» **DATA PROVIDED**:
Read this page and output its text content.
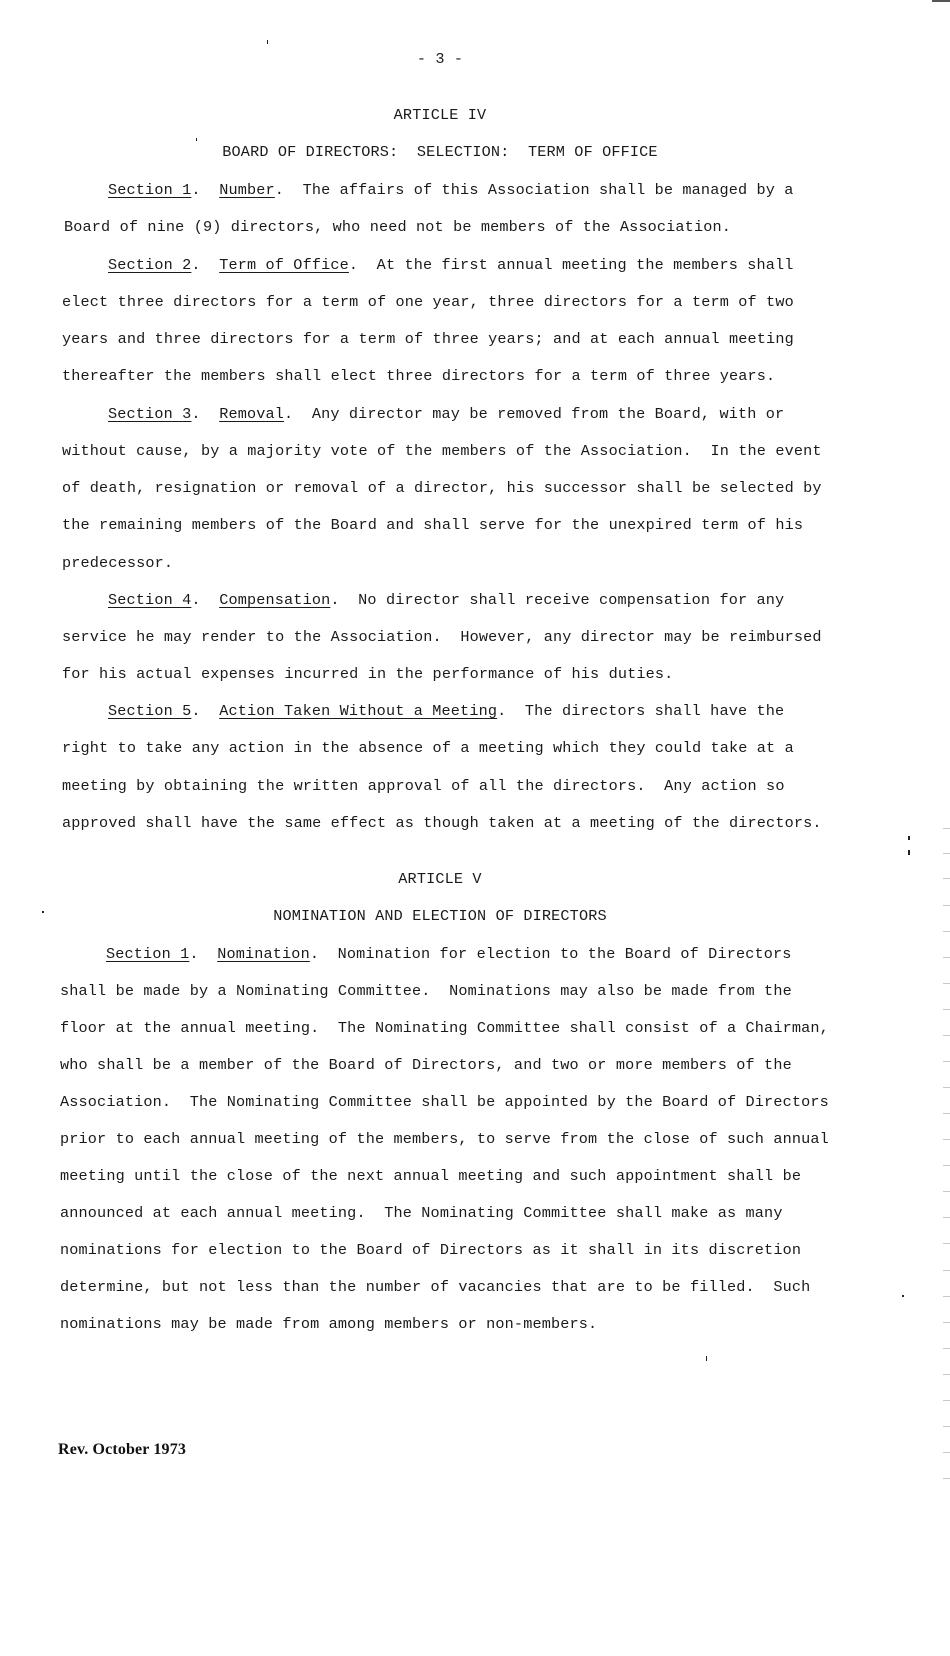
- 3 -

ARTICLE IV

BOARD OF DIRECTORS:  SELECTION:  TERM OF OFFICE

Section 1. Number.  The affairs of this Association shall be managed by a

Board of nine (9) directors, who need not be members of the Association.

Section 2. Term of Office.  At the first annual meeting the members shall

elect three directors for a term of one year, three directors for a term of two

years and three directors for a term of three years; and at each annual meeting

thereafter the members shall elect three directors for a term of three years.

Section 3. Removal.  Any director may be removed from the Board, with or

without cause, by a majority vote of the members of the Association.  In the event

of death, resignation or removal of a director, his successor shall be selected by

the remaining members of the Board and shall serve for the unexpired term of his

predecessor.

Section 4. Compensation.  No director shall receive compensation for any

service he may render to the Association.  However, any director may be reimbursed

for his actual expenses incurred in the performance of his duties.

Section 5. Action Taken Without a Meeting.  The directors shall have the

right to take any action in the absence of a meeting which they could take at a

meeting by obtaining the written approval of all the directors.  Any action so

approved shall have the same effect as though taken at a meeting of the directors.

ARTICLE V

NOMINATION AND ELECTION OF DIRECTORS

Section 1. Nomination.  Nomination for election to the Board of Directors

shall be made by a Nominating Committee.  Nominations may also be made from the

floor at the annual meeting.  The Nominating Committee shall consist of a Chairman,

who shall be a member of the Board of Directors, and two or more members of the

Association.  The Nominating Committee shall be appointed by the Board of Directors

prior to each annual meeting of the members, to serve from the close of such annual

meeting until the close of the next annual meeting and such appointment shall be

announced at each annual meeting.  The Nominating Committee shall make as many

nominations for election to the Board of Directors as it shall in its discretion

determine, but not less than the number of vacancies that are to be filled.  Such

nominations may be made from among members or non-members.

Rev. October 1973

» **OBJECTIVE**: Where does the word "Committee" appear? Return each line that holds it.

» **OUTPUT OF THE EXERCISE**:
shall be made by a Nominating Committee.  Nominations may also be made from the
floor at the annual meeting.  The Nominating Committee shall consist of a Chairman,
Association.  The Nominating Committee shall be appointed by the Board of Directors
announced at each annual meeting.  The Nominating Committee shall make as many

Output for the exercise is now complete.